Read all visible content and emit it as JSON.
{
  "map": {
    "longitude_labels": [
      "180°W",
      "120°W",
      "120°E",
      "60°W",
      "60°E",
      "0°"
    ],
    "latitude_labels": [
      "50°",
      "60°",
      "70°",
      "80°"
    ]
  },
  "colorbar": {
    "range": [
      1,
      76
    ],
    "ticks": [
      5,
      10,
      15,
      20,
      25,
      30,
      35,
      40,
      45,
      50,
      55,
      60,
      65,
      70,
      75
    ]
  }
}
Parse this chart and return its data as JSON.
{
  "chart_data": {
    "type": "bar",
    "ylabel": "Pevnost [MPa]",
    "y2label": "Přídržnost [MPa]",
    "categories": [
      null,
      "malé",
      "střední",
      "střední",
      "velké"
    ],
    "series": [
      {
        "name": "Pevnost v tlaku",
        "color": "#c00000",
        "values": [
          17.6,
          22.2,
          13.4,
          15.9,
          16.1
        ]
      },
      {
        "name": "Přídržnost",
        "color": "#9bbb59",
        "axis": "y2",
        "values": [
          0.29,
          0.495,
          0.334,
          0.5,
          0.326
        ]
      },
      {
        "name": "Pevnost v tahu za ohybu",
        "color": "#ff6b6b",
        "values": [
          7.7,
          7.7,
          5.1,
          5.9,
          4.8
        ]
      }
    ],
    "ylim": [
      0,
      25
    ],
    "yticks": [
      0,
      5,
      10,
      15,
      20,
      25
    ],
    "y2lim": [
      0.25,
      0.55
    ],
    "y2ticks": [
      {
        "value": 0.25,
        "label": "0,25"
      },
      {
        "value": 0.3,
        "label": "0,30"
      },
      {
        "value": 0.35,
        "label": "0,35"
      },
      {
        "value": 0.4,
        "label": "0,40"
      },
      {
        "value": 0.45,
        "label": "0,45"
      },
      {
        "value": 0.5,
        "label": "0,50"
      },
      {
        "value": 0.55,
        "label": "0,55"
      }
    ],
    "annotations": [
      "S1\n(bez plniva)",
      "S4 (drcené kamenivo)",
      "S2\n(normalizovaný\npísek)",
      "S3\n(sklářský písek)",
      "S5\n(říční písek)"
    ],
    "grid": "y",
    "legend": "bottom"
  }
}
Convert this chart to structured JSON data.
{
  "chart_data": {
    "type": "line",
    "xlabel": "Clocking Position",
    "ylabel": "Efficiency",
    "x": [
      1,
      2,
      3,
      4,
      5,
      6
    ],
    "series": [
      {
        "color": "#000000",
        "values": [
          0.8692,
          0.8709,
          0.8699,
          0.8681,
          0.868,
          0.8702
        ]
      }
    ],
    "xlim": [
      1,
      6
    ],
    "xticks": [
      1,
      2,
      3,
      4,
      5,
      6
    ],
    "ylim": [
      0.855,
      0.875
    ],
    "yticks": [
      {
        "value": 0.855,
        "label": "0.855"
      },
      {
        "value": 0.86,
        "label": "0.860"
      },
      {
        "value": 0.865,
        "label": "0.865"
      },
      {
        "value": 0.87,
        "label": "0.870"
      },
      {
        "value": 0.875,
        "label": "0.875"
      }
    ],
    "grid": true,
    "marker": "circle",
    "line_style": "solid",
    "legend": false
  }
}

== TASK DESCRIPTION ==
Locate all lines holding the word "Přídržnost", then copy them out.

== RESULT OF THE TASK ==
    "y2label": "Přídržnost [MPa]",
        "name": "Přídržnost",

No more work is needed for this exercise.